- [Data for this exercise]:
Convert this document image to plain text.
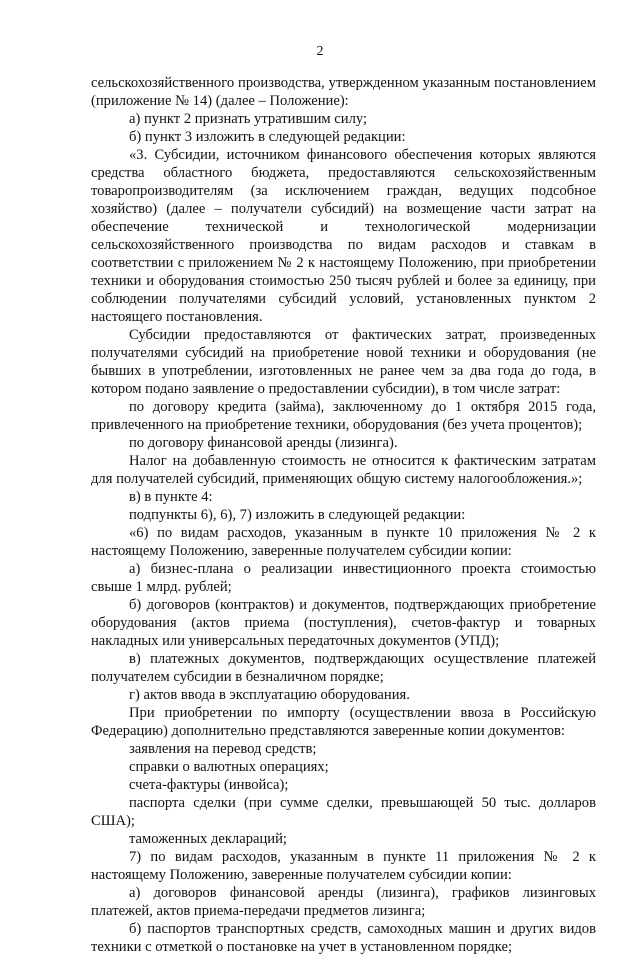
2

сельскохозяйственного производства, утвержденном указанным постановлением (приложение № 14) (далее – Положение):

а) пункт 2 признать утратившим силу;

б) пункт 3 изложить в следующей редакции:

«3. Субсидии, источником финансового обеспечения которых являются средства областного бюджета, предоставляются сельскохозяйственным товаропроизводителям (за исключением граждан, ведущих подсобное хозяйство) (далее – получатели субсидий) на возмещение части затрат на обеспечение технической и технологической модернизации сельскохозяйственного производства по видам расходов и ставкам в соответствии с приложением № 2 к настоящему Положению, при приобретении техники и оборудования стоимостью 250 тысяч рублей и более за единицу, при соблюдении получателями субсидий условий, установленных пунктом 2 настоящего постановления.

Субсидии предоставляются от фактических затрат, произведенных получателями субсидий на приобретение новой техники и оборудования (не бывших в употреблении, изготовленных не ранее чем за два года до года, в котором подано заявление о предоставлении субсидии), в том числе затрат:

по договору кредита (займа), заключенному до 1 октября 2015 года, привлеченного на приобретение техники, оборудования (без учета процентов);

по договору финансовой аренды (лизинга).

Налог на добавленную стоимость не относится к фактическим затратам для получателей субсидий, применяющих общую систему налогообложения.»;

в) в пункте 4:

подпункты 6), 6), 7) изложить в следующей редакции:

«6) по видам расходов, указанным в пункте 10 приложения № 2 к настоящему Положению, заверенные получателем субсидии копии:

а) бизнес-плана о реализации инвестиционного проекта стоимостью свыше 1 млрд. рублей;

б) договоров (контрактов) и документов, подтверждающих приобретение оборудования (актов приема (поступления), счетов-фактур и товарных накладных или универсальных передаточных документов (УПД);

в) платежных документов, подтверждающих осуществление платежей получателем субсидии в безналичном порядке;

г) актов ввода в эксплуатацию оборудования.

При приобретении по импорту (осуществлении ввоза в Российскую Федерацию) дополнительно представляются заверенные копии документов:

заявления на перевод средств;

справки о валютных операциях;

счета-фактуры (инвойса);

паспорта сделки (при сумме сделки, превышающей 50 тыс. долларов США);

таможенных деклараций;

7) по видам расходов, указанным в пункте 11 приложения № 2 к настоящему Положению, заверенные получателем субсидии копии:

а) договоров финансовой аренды (лизинга), графиков лизинговых платежей, актов приема-передачи предметов лизинга;

б) паспортов транспортных средств, самоходных машин и других видов техники с отметкой о постановке на учет в установленном порядке;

- [Task requirements]: Scan the material above. Copy each line that holds the word "пункте".

- [Solution to the problem]:
в) в пункте 4:
«6) по видам расходов, указанным в пункте 10 приложения № 2 к настоящему Положению, заверенные получателем субсидии копии:
7) по видам расходов, указанным в пункте 11 приложения № 2 к настоящему Положению, заверенные получателем субсидии копии:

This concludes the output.